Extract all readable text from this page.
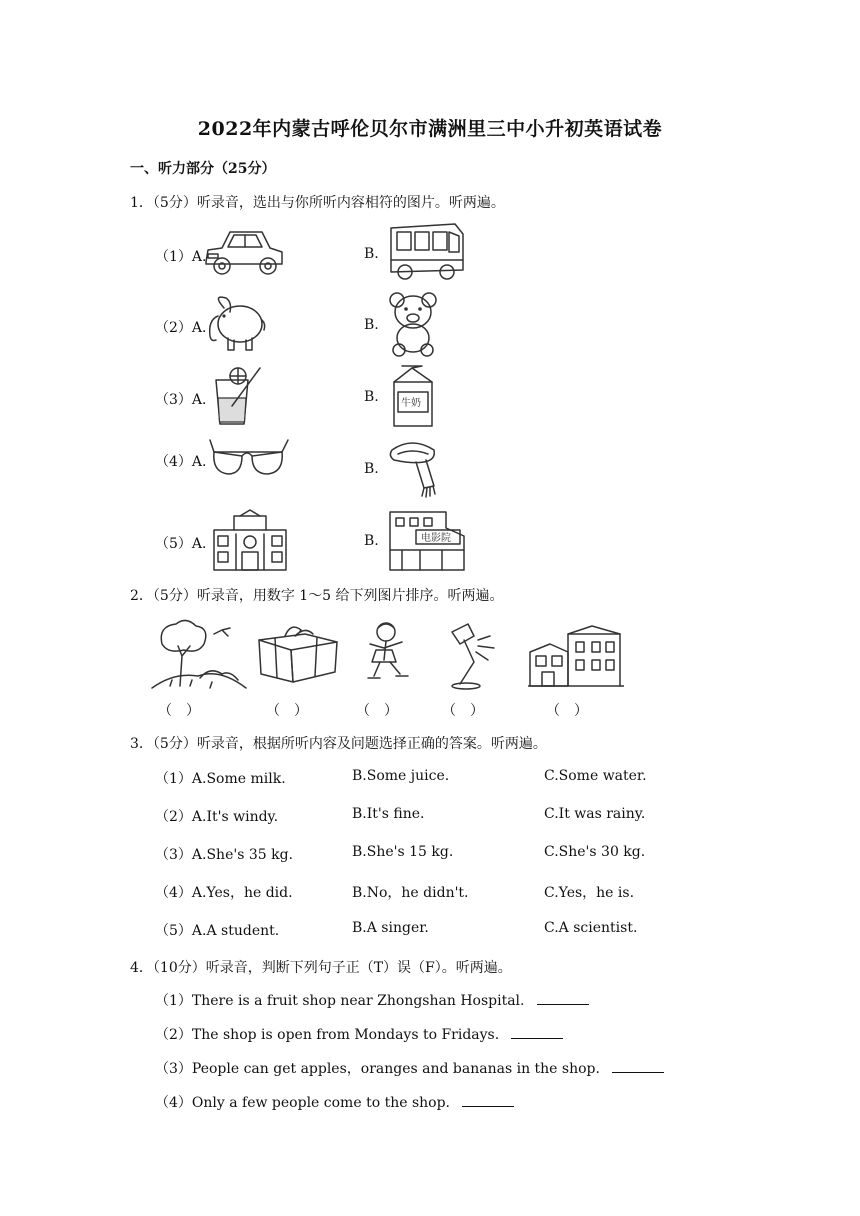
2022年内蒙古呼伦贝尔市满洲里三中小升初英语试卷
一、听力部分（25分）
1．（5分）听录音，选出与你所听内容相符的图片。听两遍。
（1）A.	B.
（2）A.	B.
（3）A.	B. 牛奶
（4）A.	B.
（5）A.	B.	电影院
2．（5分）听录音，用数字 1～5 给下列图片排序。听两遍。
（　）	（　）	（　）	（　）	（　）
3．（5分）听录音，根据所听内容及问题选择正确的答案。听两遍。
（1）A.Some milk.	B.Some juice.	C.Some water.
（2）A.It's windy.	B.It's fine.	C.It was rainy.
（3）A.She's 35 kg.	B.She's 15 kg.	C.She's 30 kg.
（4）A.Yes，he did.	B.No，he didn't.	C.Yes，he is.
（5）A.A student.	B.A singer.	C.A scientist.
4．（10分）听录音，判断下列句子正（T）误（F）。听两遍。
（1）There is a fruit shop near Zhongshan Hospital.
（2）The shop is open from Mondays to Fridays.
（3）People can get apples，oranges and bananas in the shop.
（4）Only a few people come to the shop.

> [Exercise requirements] All the records need to be repeated exactly, with the images dropped.

> [Output for this task]
Extract all readable text from this page.
2022年内蒙古呼伦贝尔市满洲里三中小升初英语试卷
一、听力部分（25分）
1．（5分）听录音，选出与你所听内容相符的图片。听两遍。
（1）A.	B.
（2）A.	B.
（3）A.	B. 牛奶
（4）A.	B.
（5）A.	B.	电影院
2．（5分）听录音，用数字 1～5 给下列图片排序。听两遍。
（　）	（　）	（　）	（　）	（　）
3．（5分）听录音，根据所听内容及问题选择正确的答案。听两遍。
（1）A.Some milk.	B.Some juice.	C.Some water.
（2）A.It's windy.	B.It's fine.	C.It was rainy.
（3）A.She's 35 kg.	B.She's 15 kg.	C.She's 30 kg.
（4）A.Yes，he did.	B.No，he didn't.	C.Yes，he is.
（5）A.A student.	B.A singer.	C.A scientist.
4．（10分）听录音，判断下列句子正（T）误（F）。听两遍。
（1）There is a fruit shop near Zhongshan Hospital.
（2）The shop is open from Mondays to Fridays.
（3）People can get apples，oranges and bananas in the shop.
（4）Only a few people come to the shop.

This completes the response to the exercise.